++++ Dataset rows ++++

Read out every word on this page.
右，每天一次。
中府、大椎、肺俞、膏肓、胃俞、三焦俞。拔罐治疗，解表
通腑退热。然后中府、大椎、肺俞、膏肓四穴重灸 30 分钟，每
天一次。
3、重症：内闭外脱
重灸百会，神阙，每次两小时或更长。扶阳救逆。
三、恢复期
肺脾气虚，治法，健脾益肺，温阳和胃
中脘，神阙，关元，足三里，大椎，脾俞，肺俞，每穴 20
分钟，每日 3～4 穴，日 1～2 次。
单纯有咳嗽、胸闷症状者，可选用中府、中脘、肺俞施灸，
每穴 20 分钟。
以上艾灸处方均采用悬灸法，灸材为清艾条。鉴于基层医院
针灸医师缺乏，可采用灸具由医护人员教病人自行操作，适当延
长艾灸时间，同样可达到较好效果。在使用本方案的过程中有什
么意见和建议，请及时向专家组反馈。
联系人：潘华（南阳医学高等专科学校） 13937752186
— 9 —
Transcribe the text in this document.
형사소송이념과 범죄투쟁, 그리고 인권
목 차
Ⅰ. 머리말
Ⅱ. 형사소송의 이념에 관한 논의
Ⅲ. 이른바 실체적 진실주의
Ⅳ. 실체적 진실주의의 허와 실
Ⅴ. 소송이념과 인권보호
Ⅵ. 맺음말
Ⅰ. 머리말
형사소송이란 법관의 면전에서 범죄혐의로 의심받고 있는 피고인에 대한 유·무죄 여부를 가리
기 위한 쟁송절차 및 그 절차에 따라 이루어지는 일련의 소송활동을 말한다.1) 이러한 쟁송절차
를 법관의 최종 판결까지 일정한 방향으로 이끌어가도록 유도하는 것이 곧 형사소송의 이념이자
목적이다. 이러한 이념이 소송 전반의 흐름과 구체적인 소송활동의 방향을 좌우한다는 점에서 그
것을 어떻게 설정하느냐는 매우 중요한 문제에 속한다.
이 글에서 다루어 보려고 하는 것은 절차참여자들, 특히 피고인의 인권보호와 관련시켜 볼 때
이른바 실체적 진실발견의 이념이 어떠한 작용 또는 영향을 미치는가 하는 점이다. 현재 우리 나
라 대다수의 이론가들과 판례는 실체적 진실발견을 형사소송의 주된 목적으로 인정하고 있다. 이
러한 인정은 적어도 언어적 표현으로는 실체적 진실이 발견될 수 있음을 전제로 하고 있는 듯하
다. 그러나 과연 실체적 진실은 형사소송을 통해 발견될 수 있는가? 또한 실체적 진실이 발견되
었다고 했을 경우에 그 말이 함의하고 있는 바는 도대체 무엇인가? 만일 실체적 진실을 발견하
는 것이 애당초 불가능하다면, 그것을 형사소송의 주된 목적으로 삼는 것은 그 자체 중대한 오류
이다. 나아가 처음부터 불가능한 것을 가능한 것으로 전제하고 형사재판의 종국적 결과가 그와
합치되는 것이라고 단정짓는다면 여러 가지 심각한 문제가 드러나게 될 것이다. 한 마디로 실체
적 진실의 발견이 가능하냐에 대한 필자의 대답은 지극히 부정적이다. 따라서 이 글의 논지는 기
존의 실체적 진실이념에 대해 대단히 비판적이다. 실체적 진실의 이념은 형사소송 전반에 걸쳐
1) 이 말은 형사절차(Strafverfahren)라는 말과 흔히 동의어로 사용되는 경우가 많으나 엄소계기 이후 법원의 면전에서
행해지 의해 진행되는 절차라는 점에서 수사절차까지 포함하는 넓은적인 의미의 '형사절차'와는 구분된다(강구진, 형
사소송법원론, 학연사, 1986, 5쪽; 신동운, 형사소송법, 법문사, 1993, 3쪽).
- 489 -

++++

— Task description —
Copy all lines from the data that hold the word "면전에서".

— The reply —
형사소송이란 법관의 면전에서 범죄혐의로 의심받고 있는 피고인에 대한 유·무죄 여부를 가리
1) 이 말은 형사절차(Strafverfahren)라는 말과 흔히 동의어로 사용되는 경우가 많으나 엄소계기 이후 법원의 면전에서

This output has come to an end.